■ What needs to be done: How many lines of the records below contain the word "document"? Answer with the number alone.

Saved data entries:
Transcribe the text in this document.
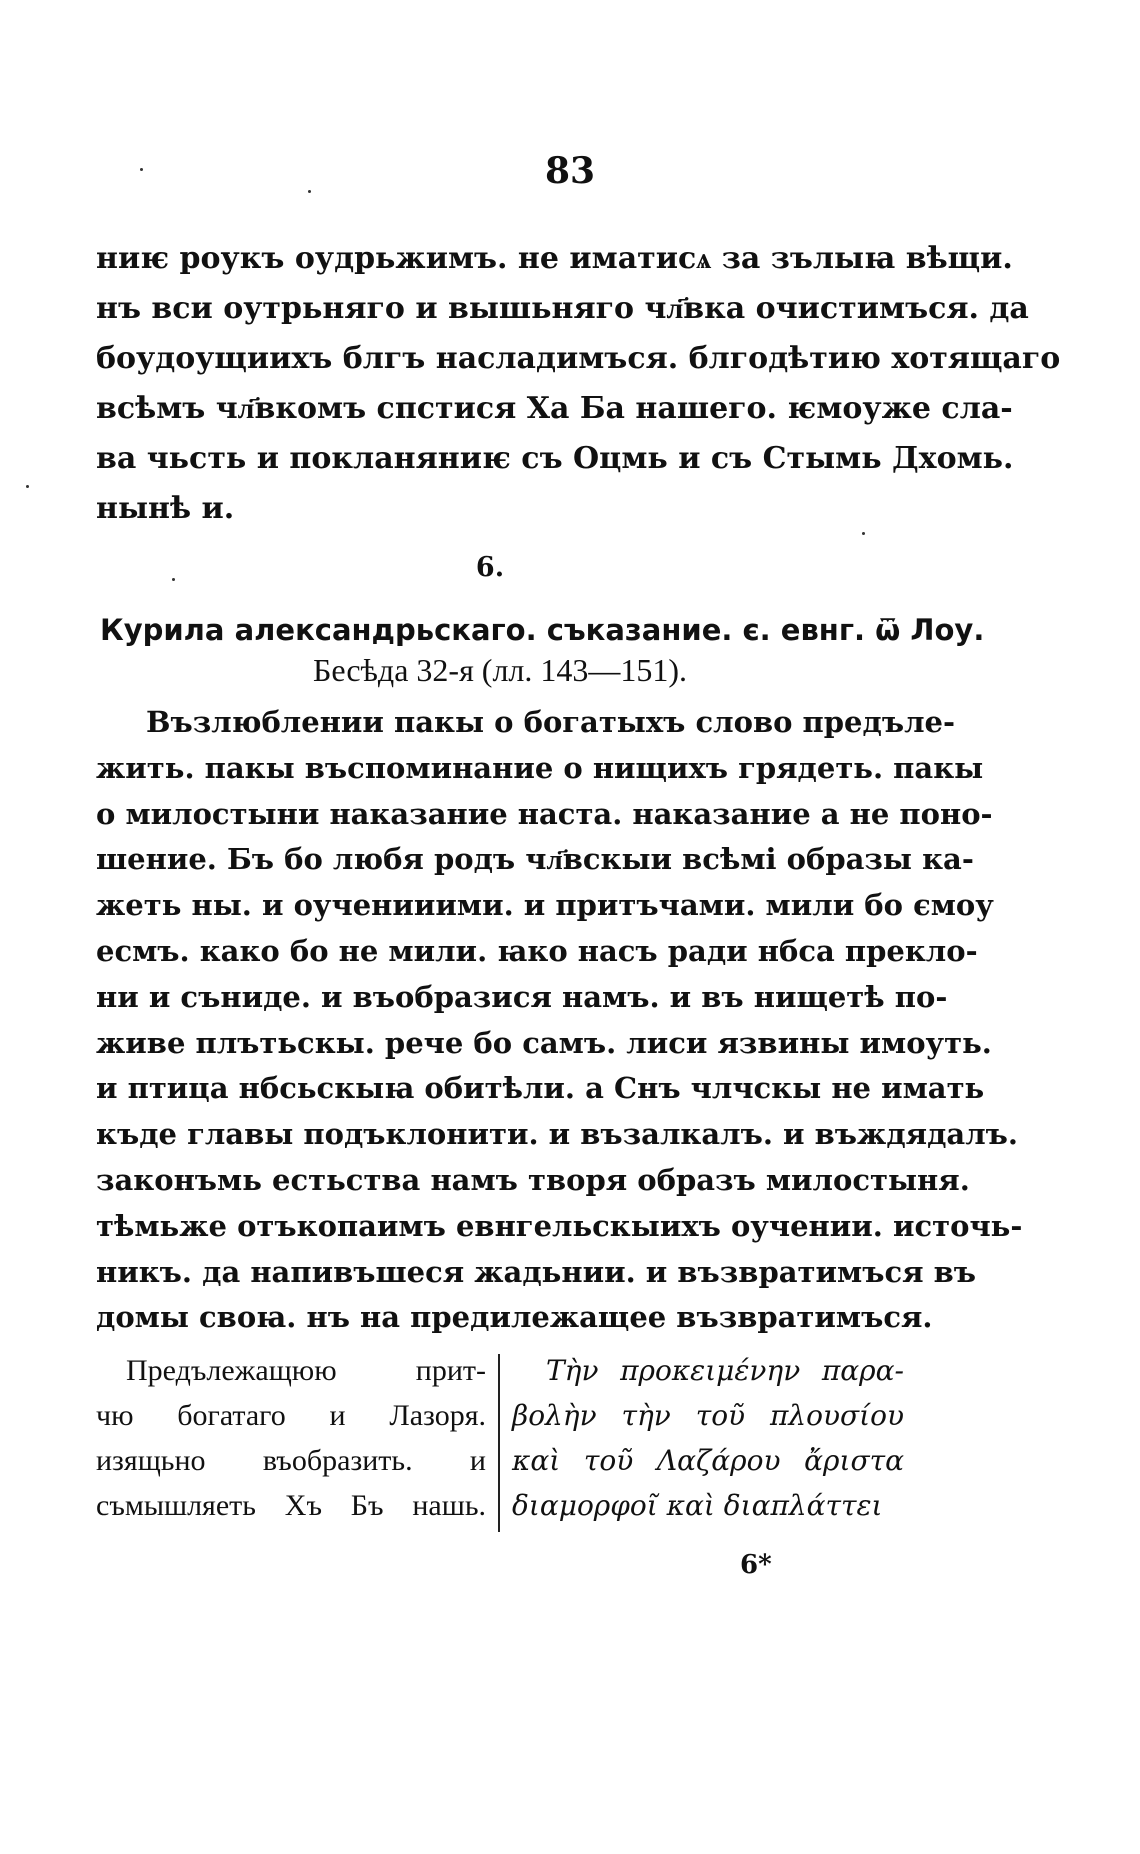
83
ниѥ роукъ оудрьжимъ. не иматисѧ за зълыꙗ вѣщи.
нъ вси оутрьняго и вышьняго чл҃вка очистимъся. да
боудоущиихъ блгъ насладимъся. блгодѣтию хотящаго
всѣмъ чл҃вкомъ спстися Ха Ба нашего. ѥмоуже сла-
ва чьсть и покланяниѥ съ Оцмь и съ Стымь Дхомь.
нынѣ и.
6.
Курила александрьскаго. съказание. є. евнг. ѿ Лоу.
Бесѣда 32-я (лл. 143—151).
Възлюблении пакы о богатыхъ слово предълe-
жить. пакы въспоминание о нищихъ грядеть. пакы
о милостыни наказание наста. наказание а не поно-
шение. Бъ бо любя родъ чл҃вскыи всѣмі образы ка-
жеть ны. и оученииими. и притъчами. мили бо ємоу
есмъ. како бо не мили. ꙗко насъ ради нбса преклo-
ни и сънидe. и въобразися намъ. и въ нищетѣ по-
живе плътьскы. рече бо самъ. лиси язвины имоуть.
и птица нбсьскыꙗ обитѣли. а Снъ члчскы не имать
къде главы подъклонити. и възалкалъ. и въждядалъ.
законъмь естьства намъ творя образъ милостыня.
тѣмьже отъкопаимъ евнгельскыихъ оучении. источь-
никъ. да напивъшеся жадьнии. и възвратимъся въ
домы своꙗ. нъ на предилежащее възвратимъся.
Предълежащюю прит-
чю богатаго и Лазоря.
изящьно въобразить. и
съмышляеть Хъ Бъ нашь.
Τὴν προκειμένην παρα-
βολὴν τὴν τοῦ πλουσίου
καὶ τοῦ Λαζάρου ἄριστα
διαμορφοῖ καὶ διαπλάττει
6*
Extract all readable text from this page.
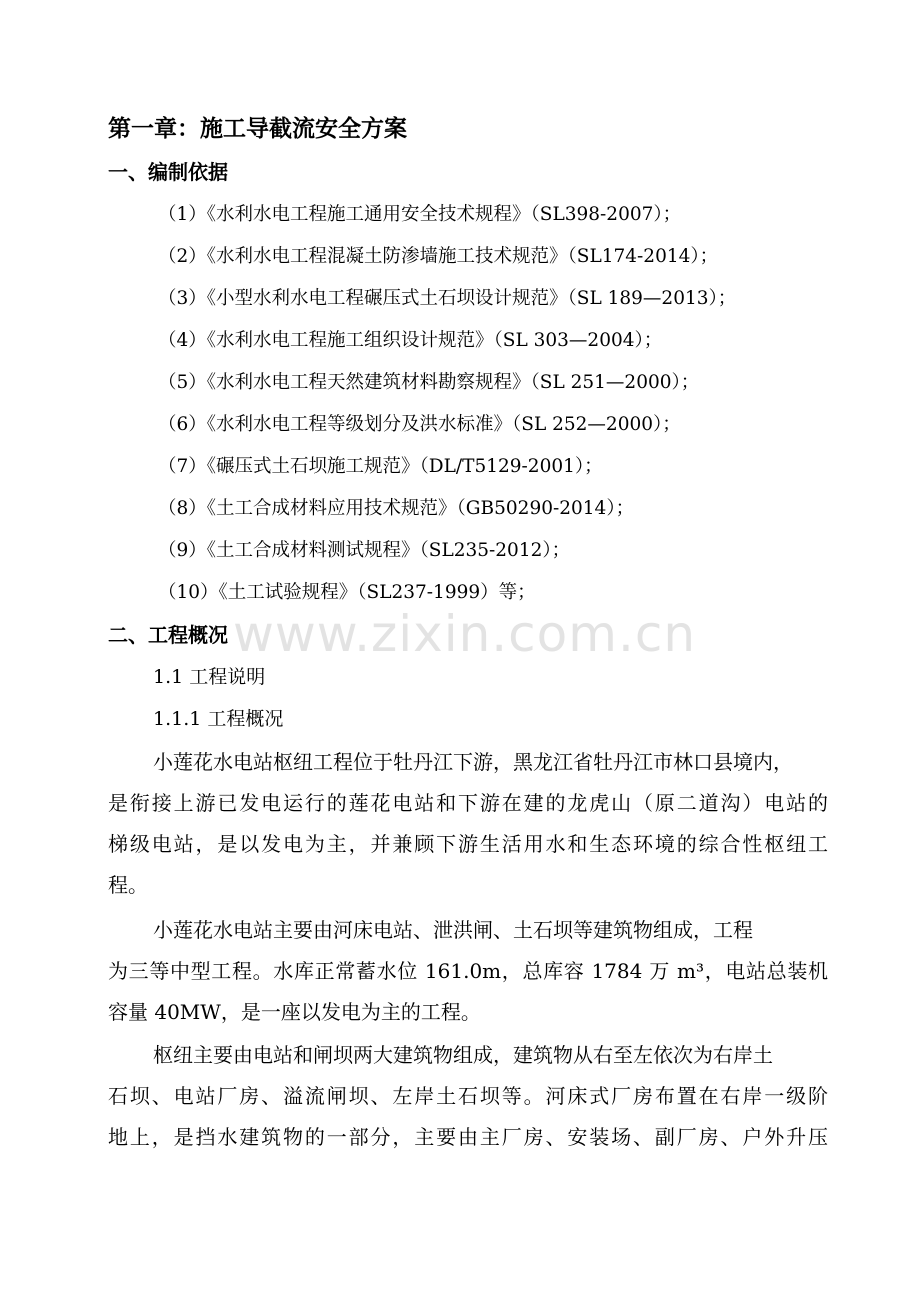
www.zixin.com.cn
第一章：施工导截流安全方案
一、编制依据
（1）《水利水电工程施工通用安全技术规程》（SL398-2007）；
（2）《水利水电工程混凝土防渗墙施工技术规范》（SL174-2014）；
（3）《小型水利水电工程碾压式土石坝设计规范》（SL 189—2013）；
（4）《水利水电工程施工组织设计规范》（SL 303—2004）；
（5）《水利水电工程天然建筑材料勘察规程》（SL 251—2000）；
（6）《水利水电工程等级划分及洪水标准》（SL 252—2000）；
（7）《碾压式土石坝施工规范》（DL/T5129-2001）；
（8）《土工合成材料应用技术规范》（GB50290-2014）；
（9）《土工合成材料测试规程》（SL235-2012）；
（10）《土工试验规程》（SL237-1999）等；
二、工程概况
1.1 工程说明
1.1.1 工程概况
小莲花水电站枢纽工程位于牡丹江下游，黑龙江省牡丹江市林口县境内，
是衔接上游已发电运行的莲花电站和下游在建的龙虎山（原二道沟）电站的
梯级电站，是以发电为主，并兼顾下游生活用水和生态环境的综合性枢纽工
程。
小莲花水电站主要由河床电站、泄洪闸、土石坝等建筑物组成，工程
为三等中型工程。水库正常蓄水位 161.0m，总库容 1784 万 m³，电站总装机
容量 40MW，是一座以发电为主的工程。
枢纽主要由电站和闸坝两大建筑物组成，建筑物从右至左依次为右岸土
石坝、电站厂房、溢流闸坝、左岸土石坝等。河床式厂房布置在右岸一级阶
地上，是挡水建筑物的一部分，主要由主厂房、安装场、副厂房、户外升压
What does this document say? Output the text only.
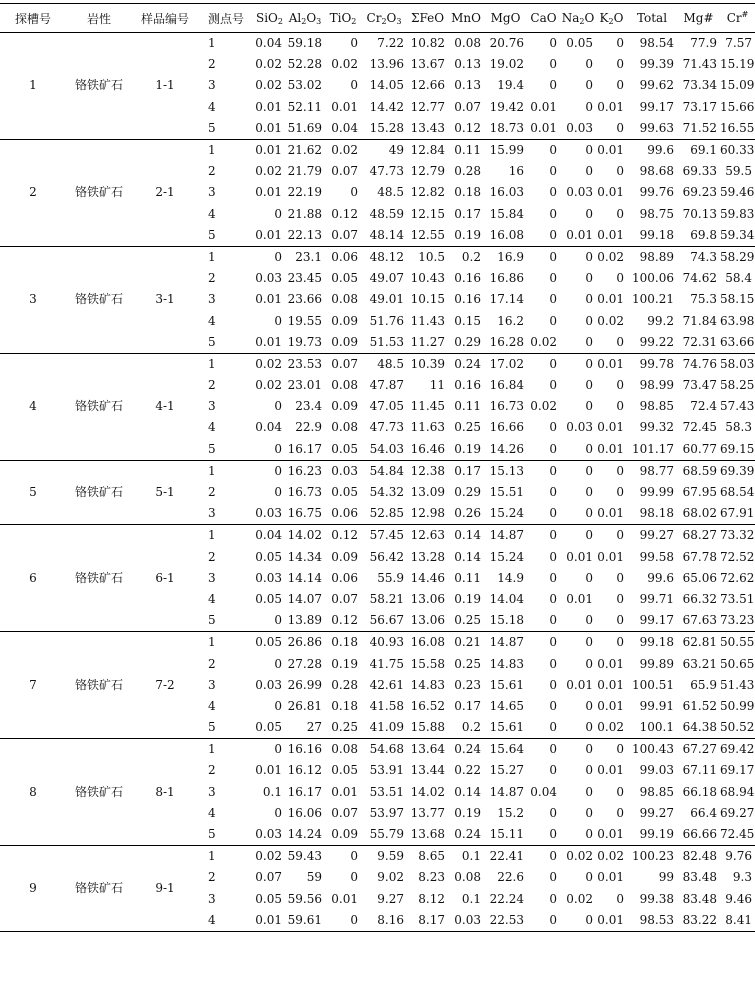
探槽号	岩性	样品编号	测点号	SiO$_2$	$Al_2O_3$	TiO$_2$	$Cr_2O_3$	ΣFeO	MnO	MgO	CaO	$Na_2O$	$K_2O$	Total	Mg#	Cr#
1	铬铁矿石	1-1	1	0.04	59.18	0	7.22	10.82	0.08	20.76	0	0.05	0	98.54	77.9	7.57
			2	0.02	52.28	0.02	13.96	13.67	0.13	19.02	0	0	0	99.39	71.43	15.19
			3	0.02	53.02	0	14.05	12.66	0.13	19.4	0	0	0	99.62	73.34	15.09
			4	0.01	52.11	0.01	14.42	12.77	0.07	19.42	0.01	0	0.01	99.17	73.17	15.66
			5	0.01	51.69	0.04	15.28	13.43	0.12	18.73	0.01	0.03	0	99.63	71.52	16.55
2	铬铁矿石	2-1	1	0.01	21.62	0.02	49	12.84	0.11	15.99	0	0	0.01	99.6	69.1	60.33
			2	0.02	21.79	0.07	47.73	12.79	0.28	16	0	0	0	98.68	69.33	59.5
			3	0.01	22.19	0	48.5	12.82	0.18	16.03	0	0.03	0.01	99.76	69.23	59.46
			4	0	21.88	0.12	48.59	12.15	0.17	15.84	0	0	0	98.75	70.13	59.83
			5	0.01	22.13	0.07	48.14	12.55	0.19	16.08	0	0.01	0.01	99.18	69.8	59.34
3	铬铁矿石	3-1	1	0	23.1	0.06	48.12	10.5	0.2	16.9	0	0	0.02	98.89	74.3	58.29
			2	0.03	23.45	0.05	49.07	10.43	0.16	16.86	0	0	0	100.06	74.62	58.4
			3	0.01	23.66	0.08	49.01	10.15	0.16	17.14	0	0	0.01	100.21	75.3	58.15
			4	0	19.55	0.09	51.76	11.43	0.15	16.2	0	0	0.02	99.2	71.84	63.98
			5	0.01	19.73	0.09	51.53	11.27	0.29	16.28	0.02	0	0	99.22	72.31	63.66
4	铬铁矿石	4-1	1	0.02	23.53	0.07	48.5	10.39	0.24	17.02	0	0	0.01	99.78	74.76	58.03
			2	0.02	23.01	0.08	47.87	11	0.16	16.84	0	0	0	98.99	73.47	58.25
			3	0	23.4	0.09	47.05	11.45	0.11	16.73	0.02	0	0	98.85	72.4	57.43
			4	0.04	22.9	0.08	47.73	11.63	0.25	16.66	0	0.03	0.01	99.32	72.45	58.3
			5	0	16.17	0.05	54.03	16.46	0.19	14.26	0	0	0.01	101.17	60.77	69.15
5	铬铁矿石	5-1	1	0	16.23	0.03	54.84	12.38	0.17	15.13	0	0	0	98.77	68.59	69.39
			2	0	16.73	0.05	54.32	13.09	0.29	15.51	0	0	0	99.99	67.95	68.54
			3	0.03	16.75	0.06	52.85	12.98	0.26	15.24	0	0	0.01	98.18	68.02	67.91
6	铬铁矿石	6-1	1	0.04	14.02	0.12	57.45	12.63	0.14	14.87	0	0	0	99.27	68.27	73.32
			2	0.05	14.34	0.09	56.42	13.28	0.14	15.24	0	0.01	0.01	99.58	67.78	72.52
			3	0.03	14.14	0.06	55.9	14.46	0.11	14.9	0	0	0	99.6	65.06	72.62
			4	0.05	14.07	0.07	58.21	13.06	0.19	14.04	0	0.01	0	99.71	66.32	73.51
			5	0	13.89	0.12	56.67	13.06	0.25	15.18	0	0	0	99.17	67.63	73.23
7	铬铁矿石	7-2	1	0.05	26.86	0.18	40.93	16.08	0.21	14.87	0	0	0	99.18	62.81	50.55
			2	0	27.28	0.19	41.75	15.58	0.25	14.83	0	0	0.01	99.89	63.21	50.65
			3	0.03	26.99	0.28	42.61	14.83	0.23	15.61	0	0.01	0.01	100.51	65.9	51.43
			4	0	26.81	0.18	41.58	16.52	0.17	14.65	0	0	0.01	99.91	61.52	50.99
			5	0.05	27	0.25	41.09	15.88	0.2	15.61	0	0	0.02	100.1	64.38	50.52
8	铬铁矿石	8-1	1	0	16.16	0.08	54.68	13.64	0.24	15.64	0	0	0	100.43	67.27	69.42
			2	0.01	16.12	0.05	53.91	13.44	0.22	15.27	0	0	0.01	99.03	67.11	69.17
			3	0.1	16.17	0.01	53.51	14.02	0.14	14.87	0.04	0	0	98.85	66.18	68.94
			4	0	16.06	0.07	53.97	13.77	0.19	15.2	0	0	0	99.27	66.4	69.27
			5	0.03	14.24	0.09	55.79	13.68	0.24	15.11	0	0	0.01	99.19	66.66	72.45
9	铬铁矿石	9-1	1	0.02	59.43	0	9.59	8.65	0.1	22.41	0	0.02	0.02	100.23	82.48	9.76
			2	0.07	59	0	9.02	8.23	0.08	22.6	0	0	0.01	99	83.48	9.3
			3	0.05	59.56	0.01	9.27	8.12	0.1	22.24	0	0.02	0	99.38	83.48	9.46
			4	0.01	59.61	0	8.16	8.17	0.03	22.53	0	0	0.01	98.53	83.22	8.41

■ Reply to the task: 2